### SET PROBLEM
The entries that follow should be written out exactly.

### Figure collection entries
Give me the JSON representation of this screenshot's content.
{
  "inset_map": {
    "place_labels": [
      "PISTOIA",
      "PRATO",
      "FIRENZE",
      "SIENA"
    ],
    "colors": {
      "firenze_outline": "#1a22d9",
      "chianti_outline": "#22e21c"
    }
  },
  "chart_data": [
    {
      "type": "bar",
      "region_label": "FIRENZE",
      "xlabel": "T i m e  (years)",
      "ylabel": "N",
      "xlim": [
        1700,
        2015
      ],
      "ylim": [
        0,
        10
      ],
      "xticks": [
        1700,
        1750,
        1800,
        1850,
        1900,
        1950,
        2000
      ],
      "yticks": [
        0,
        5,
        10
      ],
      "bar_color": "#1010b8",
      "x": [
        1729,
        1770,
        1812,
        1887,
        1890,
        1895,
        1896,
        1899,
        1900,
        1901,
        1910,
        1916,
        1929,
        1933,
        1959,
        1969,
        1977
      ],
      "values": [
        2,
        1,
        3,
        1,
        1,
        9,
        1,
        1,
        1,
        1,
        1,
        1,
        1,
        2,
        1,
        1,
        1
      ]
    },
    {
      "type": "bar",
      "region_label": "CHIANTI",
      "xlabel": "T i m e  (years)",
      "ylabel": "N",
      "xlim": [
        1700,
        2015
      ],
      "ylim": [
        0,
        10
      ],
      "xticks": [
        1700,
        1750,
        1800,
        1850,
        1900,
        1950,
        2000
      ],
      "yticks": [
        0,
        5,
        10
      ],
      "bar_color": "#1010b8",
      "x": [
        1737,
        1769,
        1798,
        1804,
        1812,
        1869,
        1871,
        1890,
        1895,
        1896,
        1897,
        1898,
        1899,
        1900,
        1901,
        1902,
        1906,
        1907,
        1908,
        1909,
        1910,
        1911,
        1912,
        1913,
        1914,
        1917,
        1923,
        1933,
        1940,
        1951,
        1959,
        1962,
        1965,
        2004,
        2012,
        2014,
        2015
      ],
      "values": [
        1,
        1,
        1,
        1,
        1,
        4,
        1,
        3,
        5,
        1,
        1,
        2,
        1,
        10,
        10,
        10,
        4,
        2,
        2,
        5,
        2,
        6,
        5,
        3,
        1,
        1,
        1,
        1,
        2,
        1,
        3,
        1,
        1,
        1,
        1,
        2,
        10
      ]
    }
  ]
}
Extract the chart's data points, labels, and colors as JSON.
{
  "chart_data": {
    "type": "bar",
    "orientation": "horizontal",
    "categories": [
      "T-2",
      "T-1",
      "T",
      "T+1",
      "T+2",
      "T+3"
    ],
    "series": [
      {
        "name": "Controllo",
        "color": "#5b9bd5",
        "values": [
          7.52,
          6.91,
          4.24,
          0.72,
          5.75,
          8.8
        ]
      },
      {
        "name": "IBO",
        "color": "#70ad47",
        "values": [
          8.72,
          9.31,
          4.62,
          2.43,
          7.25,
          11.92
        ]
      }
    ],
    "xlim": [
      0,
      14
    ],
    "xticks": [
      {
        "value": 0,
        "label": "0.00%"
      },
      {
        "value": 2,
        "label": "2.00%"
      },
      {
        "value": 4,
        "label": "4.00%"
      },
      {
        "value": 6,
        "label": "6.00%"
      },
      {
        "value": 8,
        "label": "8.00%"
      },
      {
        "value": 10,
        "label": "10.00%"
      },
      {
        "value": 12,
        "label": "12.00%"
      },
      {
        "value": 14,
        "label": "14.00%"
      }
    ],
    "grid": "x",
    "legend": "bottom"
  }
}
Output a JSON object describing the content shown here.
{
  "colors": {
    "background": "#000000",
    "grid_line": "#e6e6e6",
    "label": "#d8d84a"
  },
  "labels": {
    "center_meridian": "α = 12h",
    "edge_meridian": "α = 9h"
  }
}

### EXPECTED ANSWER
Give me the JSON representation of this screenshot's content.
{
  "inset_map": {
    "place_labels": [
      "PISTOIA",
      "PRATO",
      "FIRENZE",
      "SIENA"
    ],
    "colors": {
      "firenze_outline": "#1a22d9",
      "chianti_outline": "#22e21c"
    }
  },
  "chart_data": [
    {
      "type": "bar",
      "region_label": "FIRENZE",
      "xlabel": "T i m e  (years)",
      "ylabel": "N",
      "xlim": [
        1700,
        2015
      ],
      "ylim": [
        0,
        10
      ],
      "xticks": [
        1700,
        1750,
        1800,
        1850,
        1900,
        1950,
        2000
      ],
      "yticks": [
        0,
        5,
        10
      ],
      "bar_color": "#1010b8",
      "x": [
        1729,
        1770,
        1812,
        1887,
        1890,
        1895,
        1896,
        1899,
        1900,
        1901,
        1910,
        1916,
        1929,
        1933,
        1959,
        1969,
        1977
      ],
      "values": [
        2,
        1,
        3,
        1,
        1,
        9,
        1,
        1,
        1,
        1,
        1,
        1,
        1,
        2,
        1,
        1,
        1
      ]
    },
    {
      "type": "bar",
      "region_label": "CHIANTI",
      "xlabel": "T i m e  (years)",
      "ylabel": "N",
      "xlim": [
        1700,
        2015
      ],
      "ylim": [
        0,
        10
      ],
      "xticks": [
        1700,
        1750,
        1800,
        1850,
        1900,
        1950,
        2000
      ],
      "yticks": [
        0,
        5,
        10
      ],
      "bar_color": "#1010b8",
      "x": [
        1737,
        1769,
        1798,
        1804,
        1812,
        1869,
        1871,
        1890,
        1895,
        1896,
        1897,
        1898,
        1899,
        1900,
        1901,
        1902,
        1906,
        1907,
        1908,
        1909,
        1910,
        1911,
        1912,
        1913,
        1914,
        1917,
        1923,
        1933,
        1940,
        1951,
        1959,
        1962,
        1965,
        2004,
        2012,
        2014,
        2015
      ],
      "values": [
        1,
        1,
        1,
        1,
        1,
        4,
        1,
        3,
        5,
        1,
        1,
        2,
        1,
        10,
        10,
        10,
        4,
        2,
        2,
        5,
        2,
        6,
        5,
        3,
        1,
        1,
        1,
        1,
        2,
        1,
        3,
        1,
        1,
        1,
        1,
        2,
        10
      ]
    }
  ]
}
Extract the chart's data points, labels, and colors as JSON.
{
  "chart_data": {
    "type": "bar",
    "orientation": "horizontal",
    "categories": [
      "T-2",
      "T-1",
      "T",
      "T+1",
      "T+2",
      "T+3"
    ],
    "series": [
      {
        "name": "Controllo",
        "color": "#5b9bd5",
        "values": [
          7.52,
          6.91,
          4.24,
          0.72,
          5.75,
          8.8
        ]
      },
      {
        "name": "IBO",
        "color": "#70ad47",
        "values": [
          8.72,
          9.31,
          4.62,
          2.43,
          7.25,
          11.92
        ]
      }
    ],
    "xlim": [
      0,
      14
    ],
    "xticks": [
      {
        "value": 0,
        "label": "0.00%"
      },
      {
        "value": 2,
        "label": "2.00%"
      },
      {
        "value": 4,
        "label": "4.00%"
      },
      {
        "value": 6,
        "label": "6.00%"
      },
      {
        "value": 8,
        "label": "8.00%"
      },
      {
        "value": 10,
        "label": "10.00%"
      },
      {
        "value": 12,
        "label": "12.00%"
      },
      {
        "value": 14,
        "label": "14.00%"
      }
    ],
    "grid": "x",
    "legend": "bottom"
  }
}
Output a JSON object describing the content shown here.
{
  "colors": {
    "background": "#000000",
    "grid_line": "#e6e6e6",
    "label": "#d8d84a"
  },
  "labels": {
    "center_meridian": "α = 12h",
    "edge_meridian": "α = 9h"
  }
}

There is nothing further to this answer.